=== GOAL ===
Count the lines below that include the word "nitre" and write that number alone.

=== DATA ROWS ===
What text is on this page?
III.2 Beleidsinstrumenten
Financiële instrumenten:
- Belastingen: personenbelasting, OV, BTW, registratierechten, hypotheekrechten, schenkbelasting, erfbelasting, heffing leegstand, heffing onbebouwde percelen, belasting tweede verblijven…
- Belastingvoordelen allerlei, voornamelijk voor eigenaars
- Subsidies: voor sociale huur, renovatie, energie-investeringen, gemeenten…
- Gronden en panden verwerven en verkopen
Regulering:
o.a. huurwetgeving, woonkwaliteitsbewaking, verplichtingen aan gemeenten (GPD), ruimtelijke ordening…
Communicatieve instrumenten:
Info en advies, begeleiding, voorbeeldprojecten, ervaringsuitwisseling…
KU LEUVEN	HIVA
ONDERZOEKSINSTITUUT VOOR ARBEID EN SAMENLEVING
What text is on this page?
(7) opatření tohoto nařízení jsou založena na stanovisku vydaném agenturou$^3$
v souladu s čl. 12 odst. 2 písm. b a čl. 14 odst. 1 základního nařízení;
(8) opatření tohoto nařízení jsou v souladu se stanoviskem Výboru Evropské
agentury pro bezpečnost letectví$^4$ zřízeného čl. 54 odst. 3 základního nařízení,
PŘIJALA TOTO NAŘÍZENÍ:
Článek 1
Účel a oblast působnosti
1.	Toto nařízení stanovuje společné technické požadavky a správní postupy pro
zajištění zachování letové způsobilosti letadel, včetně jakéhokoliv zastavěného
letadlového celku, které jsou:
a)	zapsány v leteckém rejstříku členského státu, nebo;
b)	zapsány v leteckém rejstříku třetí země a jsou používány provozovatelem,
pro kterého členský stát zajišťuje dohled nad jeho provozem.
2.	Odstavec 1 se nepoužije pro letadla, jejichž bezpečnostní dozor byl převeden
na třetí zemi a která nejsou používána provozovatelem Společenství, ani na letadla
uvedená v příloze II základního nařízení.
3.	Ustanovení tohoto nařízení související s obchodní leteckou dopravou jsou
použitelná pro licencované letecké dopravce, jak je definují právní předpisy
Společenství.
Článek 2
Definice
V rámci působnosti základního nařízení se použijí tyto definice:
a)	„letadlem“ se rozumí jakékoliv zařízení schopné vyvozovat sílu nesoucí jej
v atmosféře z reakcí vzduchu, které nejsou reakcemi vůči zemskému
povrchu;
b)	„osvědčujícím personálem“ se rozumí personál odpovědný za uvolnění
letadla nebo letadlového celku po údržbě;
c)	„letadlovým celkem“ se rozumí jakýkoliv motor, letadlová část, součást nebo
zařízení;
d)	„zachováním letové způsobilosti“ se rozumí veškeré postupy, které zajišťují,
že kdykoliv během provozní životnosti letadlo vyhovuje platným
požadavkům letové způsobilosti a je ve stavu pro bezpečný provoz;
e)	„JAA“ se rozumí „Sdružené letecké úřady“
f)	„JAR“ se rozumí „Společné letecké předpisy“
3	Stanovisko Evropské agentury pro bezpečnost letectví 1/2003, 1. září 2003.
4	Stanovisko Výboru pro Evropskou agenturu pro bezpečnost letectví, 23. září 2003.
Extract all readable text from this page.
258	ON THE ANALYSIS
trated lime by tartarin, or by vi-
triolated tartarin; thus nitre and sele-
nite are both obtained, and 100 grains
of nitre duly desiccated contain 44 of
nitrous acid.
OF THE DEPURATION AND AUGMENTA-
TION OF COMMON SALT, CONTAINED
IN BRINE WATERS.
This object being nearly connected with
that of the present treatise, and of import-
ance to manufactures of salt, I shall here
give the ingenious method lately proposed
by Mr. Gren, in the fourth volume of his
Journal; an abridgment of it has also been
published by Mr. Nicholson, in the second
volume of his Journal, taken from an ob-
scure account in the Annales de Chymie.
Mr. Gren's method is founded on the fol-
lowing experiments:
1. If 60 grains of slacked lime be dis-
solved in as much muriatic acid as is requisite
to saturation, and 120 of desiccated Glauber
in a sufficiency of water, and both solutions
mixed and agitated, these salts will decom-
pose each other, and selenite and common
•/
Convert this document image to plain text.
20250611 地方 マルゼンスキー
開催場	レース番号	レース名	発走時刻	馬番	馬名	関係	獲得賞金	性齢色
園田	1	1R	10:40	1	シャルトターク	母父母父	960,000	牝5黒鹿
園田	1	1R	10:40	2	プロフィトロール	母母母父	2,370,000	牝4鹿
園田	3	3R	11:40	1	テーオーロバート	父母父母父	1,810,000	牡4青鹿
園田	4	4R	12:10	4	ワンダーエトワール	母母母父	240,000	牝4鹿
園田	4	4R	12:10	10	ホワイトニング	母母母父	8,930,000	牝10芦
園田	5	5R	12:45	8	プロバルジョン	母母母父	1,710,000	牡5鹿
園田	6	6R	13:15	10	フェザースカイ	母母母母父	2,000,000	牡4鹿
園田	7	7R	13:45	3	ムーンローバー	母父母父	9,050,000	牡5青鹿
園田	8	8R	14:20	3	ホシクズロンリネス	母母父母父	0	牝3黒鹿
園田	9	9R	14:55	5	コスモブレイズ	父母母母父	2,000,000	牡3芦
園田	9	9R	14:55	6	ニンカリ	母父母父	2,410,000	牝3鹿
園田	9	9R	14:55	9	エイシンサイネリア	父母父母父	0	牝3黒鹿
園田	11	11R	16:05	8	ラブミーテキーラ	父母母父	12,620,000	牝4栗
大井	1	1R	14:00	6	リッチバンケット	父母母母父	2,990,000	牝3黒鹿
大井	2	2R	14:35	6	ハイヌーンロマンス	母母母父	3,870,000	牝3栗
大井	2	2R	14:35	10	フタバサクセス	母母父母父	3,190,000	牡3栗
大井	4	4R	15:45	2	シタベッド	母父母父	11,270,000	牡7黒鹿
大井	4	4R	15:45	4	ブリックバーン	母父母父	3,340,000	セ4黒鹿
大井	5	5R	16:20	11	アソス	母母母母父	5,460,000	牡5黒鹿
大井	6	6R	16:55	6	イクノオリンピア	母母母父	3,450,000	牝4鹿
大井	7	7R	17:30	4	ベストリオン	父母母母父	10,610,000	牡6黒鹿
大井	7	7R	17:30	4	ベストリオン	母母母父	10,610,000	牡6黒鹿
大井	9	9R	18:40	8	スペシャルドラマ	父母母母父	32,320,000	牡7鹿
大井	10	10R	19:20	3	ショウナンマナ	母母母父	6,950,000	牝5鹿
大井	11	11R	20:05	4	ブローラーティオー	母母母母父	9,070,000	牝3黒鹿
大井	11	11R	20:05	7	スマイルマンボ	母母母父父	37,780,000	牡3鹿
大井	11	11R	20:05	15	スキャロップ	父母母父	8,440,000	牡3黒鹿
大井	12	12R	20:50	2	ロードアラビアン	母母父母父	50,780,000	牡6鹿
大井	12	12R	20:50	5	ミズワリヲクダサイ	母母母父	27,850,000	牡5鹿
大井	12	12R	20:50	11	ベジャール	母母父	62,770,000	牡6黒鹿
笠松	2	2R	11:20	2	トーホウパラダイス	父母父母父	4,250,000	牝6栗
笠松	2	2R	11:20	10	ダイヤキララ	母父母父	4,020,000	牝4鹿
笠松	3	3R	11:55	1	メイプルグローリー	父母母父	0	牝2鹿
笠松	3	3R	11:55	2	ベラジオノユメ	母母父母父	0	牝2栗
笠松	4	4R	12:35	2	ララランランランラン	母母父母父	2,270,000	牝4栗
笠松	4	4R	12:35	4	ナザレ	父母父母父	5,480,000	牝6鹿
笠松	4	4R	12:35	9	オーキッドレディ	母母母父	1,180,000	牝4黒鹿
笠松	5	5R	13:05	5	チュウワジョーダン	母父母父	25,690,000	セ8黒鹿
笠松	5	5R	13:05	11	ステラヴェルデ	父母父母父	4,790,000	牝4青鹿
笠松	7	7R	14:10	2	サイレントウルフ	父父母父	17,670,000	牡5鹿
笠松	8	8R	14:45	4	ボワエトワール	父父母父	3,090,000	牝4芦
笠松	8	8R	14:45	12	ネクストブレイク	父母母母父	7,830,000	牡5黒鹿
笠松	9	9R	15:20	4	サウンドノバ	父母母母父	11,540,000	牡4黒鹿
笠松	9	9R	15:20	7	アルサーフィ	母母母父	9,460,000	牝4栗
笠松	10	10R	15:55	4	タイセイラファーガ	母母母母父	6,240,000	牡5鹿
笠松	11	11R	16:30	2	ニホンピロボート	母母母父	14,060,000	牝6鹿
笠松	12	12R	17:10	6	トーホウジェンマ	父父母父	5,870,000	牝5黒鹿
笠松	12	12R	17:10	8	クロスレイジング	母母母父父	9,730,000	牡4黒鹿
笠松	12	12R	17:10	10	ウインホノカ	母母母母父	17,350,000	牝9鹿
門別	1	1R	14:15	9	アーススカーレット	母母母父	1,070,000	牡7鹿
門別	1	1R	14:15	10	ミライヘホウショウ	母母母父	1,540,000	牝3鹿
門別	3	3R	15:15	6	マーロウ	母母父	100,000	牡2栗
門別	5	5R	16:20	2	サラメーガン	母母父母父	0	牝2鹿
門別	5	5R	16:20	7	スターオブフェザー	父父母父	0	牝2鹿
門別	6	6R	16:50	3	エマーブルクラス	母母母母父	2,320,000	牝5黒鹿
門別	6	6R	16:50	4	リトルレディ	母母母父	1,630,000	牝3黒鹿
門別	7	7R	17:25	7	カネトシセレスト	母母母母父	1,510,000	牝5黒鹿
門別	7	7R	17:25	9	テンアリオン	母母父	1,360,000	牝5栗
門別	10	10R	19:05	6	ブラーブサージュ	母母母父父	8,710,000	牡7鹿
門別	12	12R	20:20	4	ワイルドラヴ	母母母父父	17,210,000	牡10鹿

=== ANSWER TO THIS PROBLEM ===
2